What to work on: Below are records; work out how many of their lines contain "convicted" and give only that number.

Start Records to use

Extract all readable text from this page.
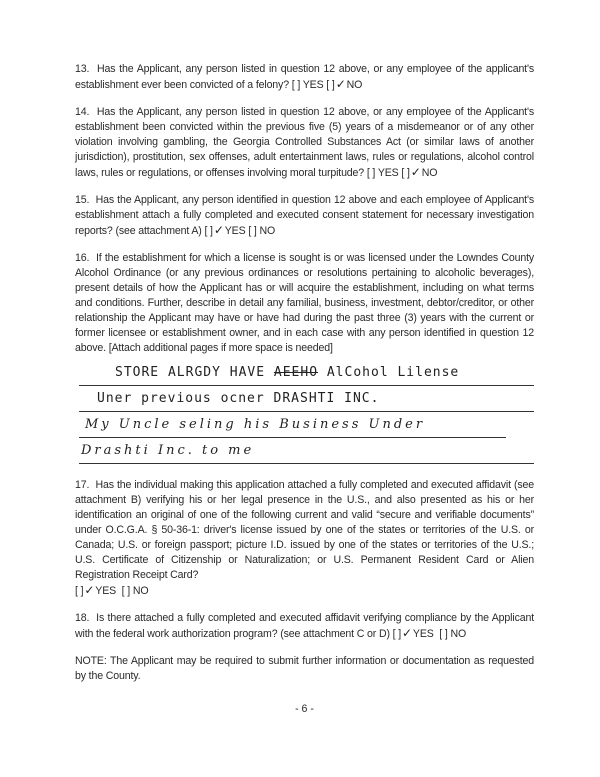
13. Has the Applicant, any person listed in question 12 above, or any employee of the applicant's establishment ever been convicted of a felony? [ ] YES [ ]✓NO
14. Has the Applicant, any person listed in question 12 above, or any employee of the Applicant's establishment been convicted within the previous five (5) years of a misdemeanor or of any other violation involving gambling, the Georgia Controlled Substances Act (or similar laws of another jurisdiction), prostitution, sex offenses, adult entertainment laws, rules or regulations, alcohol control laws, rules or regulations, or offenses involving moral turpitude? [ ] YES [ ]✓NO
15. Has the Applicant, any person identified in question 12 above and each employee of Applicant's establishment attach a fully completed and executed consent statement for necessary investigation reports? (see attachment A) [ ]✓YES [ ] NO
16. If the establishment for which a license is sought is or was licensed under the Lowndes County Alcohol Ordinance (or any previous ordinances or resolutions pertaining to alcoholic beverages), present details of how the Applicant has or will acquire the establishment, including on what terms and conditions. Further, describe in detail any familial, business, investment, debtor/creditor, or other relationship the Applicant may have or have had during the past three (3) years with the current or former licensee or establishment owner, and in each case with any person identified in question 12 above. [Attach additional pages if more space is needed]
STORE ALRGDY HAVE AEEHO AlCohol Lilense
Uner previous ocner DRASHTI INC.
My Uncle seling his Business Under
Drashti Inc. to me
17. Has the individual making this application attached a fully completed and executed affidavit (see attachment B) verifying his or her legal presence in the U.S., and also presented as his or her identification an original of one of the following current and valid “secure and verifiable documents” under O.C.G.A. § 50-36-1: driver's license issued by one of the states or territories of the U.S. or Canada; U.S. or foreign passport; picture I.D. issued by one of the states or territories of the U.S.; U.S. Certificate of Citizenship or Naturalization; or U.S. Permanent Resident Card or Alien Registration Receipt Card?
[ ]✓YES [ ] NO
18. Is there attached a fully completed and executed affidavit verifying compliance by the Applicant with the federal work authorization program? (see attachment C or D) [ ]✓YES [ ] NO
NOTE: The Applicant may be required to submit further information or documentation as requested by the County.
- 6 -
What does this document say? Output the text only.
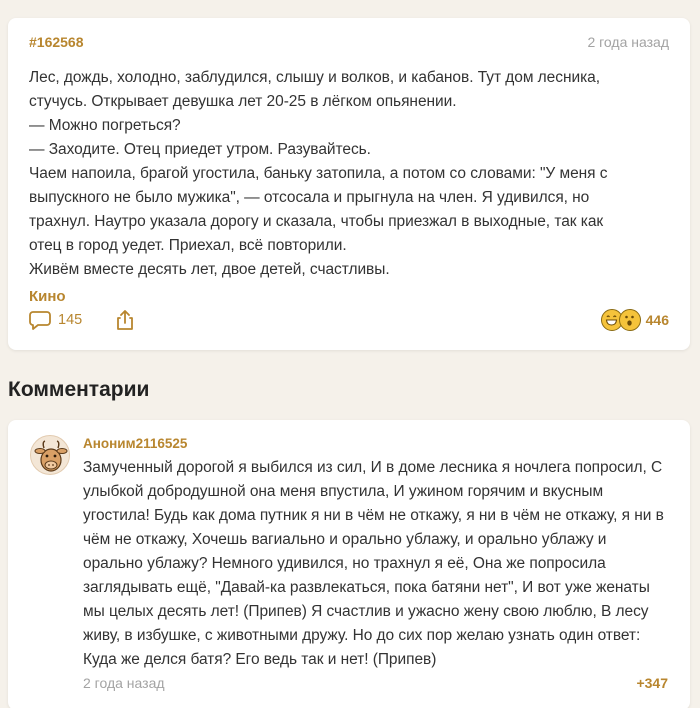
#162568	2 года назад
Лес, дождь, холодно, заблудился, слышу и волков, и кабанов. Тут дом лесника,
стучусь. Открывает девушка лет 20-25 в лёгком опьянении.
— Можно погреться?
— Заходите. Отец приедет утром. Разувайтесь.
Чаем напоила, брагой угостила, баньку затопила, а потом со словами: "У меня с
выпускного не было мужика", — отсосала и прыгнула на член. Я удивился, но
трахнул. Наутро указала дорогу и сказала, чтобы приезжал в выходные, так как
отец в город уедет. Приехал, всё повторили.
Живём вместе десять лет, двое детей, счастливы.
Кино
145	446
Комментарии
Аноним2116525
Замученный дорогой я выбился из сил, И в доме лесника я ночлега попросил, С улыбкой добродушной она меня впустила, И ужином горячим и вкусным угостила! Будь как дома путник я ни в чём не откажу, я ни в чём не откажу, я ни в чём не откажу, Хочешь вагиально и орально ублажу, и орально ублажу и орально ублажу? Немного удивился, но трахнул я её, Она же попросила заглядывать ещё, "Давай-ка развлекаться, пока батяни нет", И вот уже женаты мы целых десять лет! (Припев) Я счастлив и ужасно жену свою люблю, В лесу живу, в избушке, с животными дружу. Но до сих пор желаю узнать один ответ: Куда же делся батя? Его ведь так и нет! (Припев)
2 года назад	+347
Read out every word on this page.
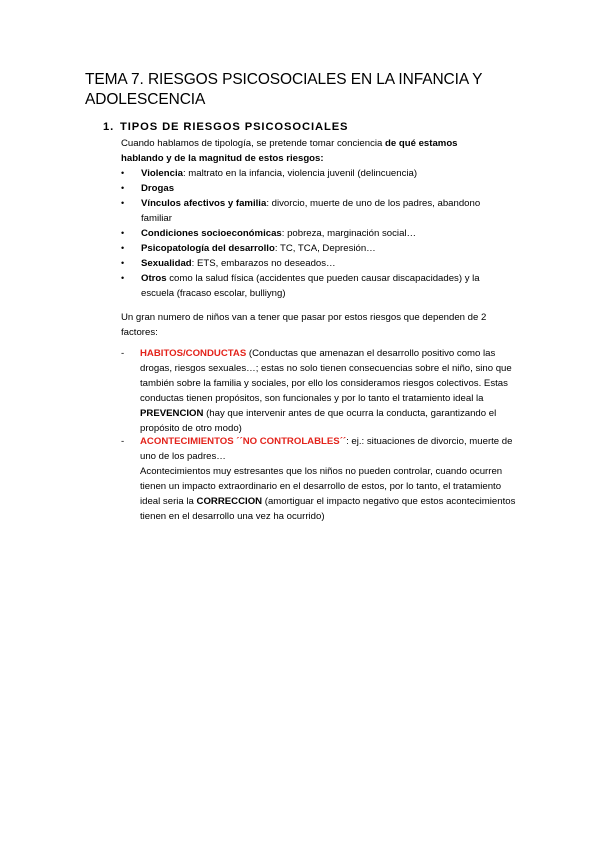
TEMA 7. RIESGOS PSICOSOCIALES EN LA INFANCIA Y
ADOLESCENCIA
1. TIPOS DE RIESGOS PSICOSOCIALES
Cuando hablamos de tipología, se pretende tomar conciencia de qué estamos hablando y de la magnitud de estos riesgos:
• Violencia: maltrato en la infancia, violencia juvenil (delincuencia)
• Drogas
• Vínculos afectivos y familia: divorcio, muerte de uno de los padres, abandono familiar
• Condiciones socioeconómicas: pobreza, marginación social…
• Psicopatología del desarrollo: TC, TCA, Depresión…
• Sexualidad: ETS, embarazos no deseados…
• Otros como la salud física (accidentes que pueden causar discapacidades) y la escuela (fracaso escolar, bulliyng)
Un gran numero de niños van a tener que pasar por estos riesgos que dependen de 2 factores:
- HABITOS/CONDUCTAS (Conductas que amenazan el desarrollo positivo como las drogas, riesgos sexuales…; estas no solo tienen consecuencias sobre el niño, sino que también sobre la familia y sociales, por ello los consideramos riesgos colectivos. Estas conductas tienen propósitos, son funcionales y por lo tanto el tratamiento ideal la PREVENCION (hay que intervenir antes de que ocurra la conducta, garantizando el propósito de otro modo)
- ACONTECIMIENTOS ´´NO CONTROLABLES´´: ej.: situaciones de divorcio, muerte de uno de los padres…
Acontecimientos muy estresantes que los niños no pueden controlar, cuando ocurren tienen un impacto extraordinario en el desarrollo de estos, por lo tanto, el tratamiento ideal seria la CORRECCION (amortiguar el impacto negativo que estos acontecimientos tienen en el desarrollo una vez ha ocurrido)
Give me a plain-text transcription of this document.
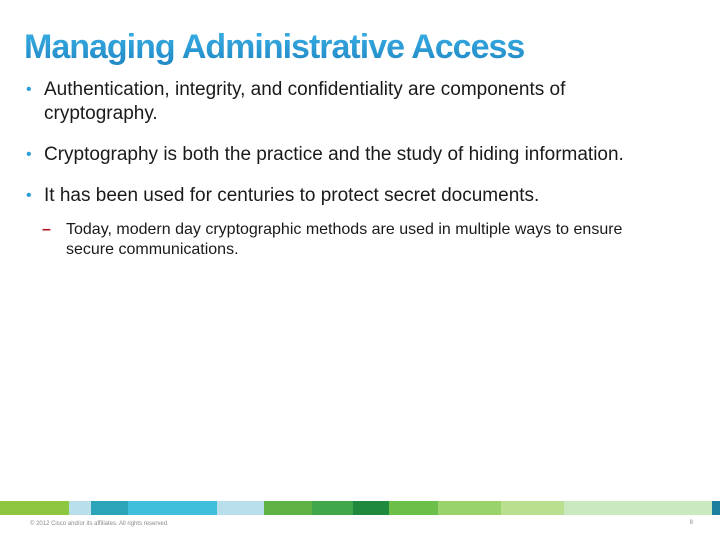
Managing Administrative Access
• Authentication, integrity, and confidentiality are components of cryptography.
• Cryptography is both the practice and the study of hiding information.
• It has been used for centuries to protect secret documents.
– Today, modern day cryptographic methods are used in multiple ways to ensure secure communications.
© 2012 Cisco and/or its affiliates. All rights reserved.	8
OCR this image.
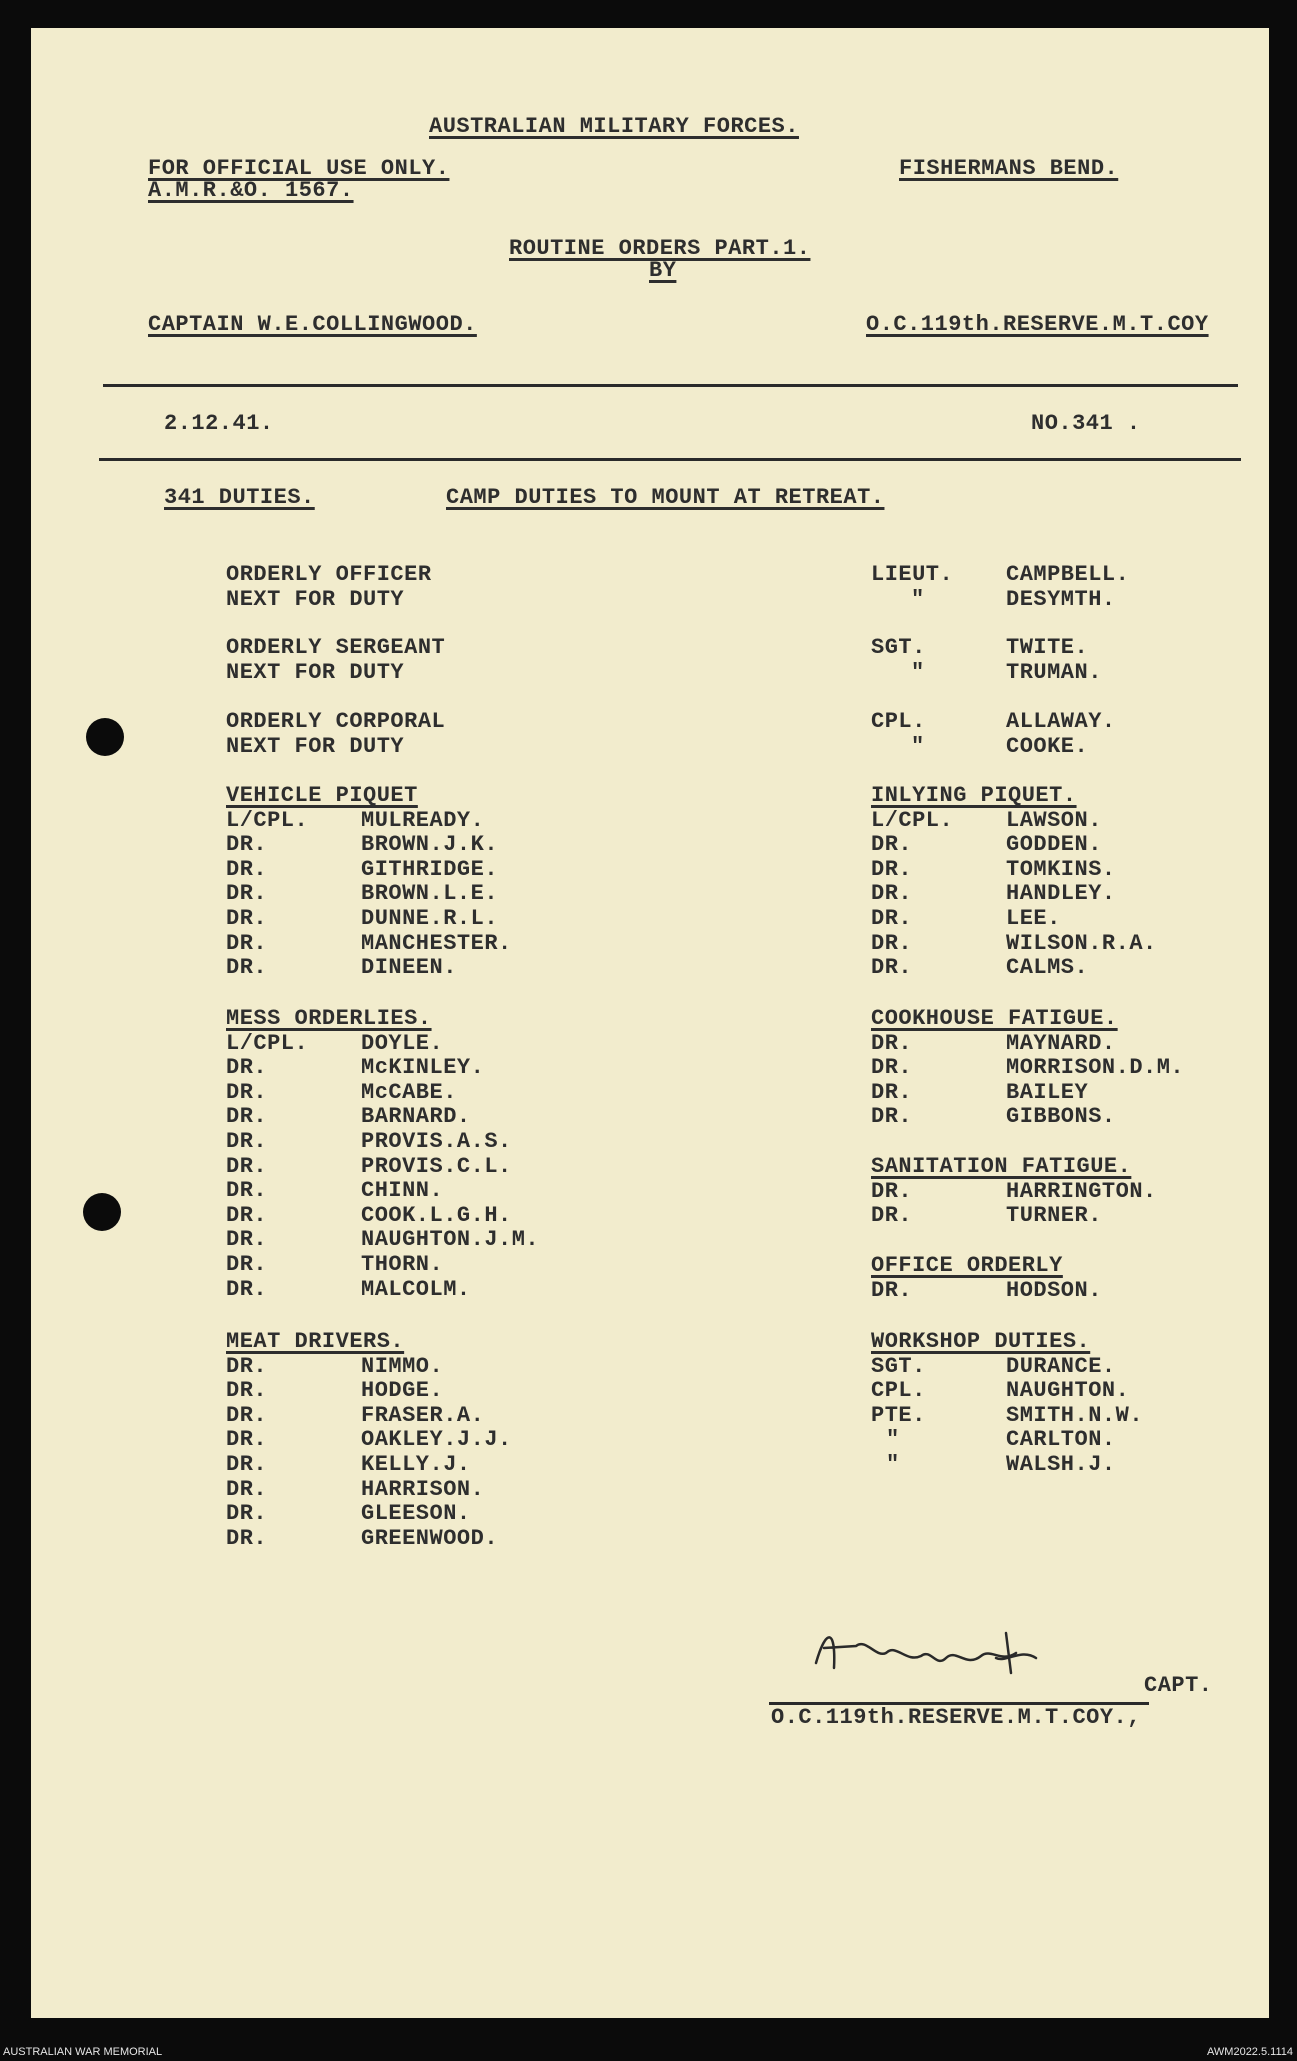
AUSTRALIAN MILITARY FORCES.
FOR OFFICIAL USE ONLY.
A.M.R.&O. 1567.
FISHERMANS BEND.
ROUTINE ORDERS PART.1.
BY
CAPTAIN W.E.COLLINGWOOD.	O.C.119th.RESERVE.M.T.COY
2.12.41.	NO.341 .
341 DUTIES.	CAMP DUTIES TO MOUNT AT RETREAT.
CAPT.
O.C.119th.RESERVE.M.T.COY.,
ORDERLY OFFICER	LIEUT. CAMPBELL.
NEXT FOR DUTY	"	DESYMTH.
ORDERLY SERGEANT	SGT.	TWITE.
NEXT FOR DUTY	"	TRUMAN.
ORDERLY CORPORAL	CPL.	ALLAWAY.
NEXT FOR DUTY	"	COOKE.
VEHICLE PIQUET
L/CPL. MULREADY.
DR.	BROWN.J.K.
DR.	GITHRIDGE.
DR.	BROWN.L.E.
DR.	DUNNE.R.L.
DR.	MANCHESTER.
DR.	DINEEN.
MESS ORDERLIES.
L/CPL. DOYLE.
DR.	McKINLEY.
DR.	McCABE.
DR.	BARNARD.
DR.	PROVIS.A.S.
DR.	PROVIS.C.L.
DR.	CHINN.
DR.	COOK.L.G.H.
DR.	NAUGHTON.J.M.
DR.	THORN.
DR.	MALCOLM.
MEAT DRIVERS.
DR.	NIMMO.
DR.	HODGE.
DR.	FRASER.A.
DR.	OAKLEY.J.J.
DR.	KELLY.J.
DR.	HARRISON.
DR.	GLEESON.
DR.	GREENWOOD.
INLYING PIQUET.
L/CPL. LAWSON.
DR.	GODDEN.
DR.	TOMKINS.
DR.	HANDLEY.
DR.	LEE.
DR.	WILSON.R.A.
DR.	CALMS.
COOKHOUSE FATIGUE.
DR.	MAYNARD.
DR.	MORRISON.D.M.
DR.	BAILEY
DR.	GIBBONS.
SANITATION FATIGUE.
DR.	HARRINGTON.
DR.	TURNER.
OFFICE ORDERLY
DR.	HODSON.
WORKSHOP DUTIES.
SGT.	DURANCE.
CPL.	NAUGHTON.
PTE.	SMITH.N.W.
"	CARLTON.
"	WALSH.J.
AUSTRALIAN WAR MEMORIAL	AWM2022.5.1114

End Records to use

Full solution: 2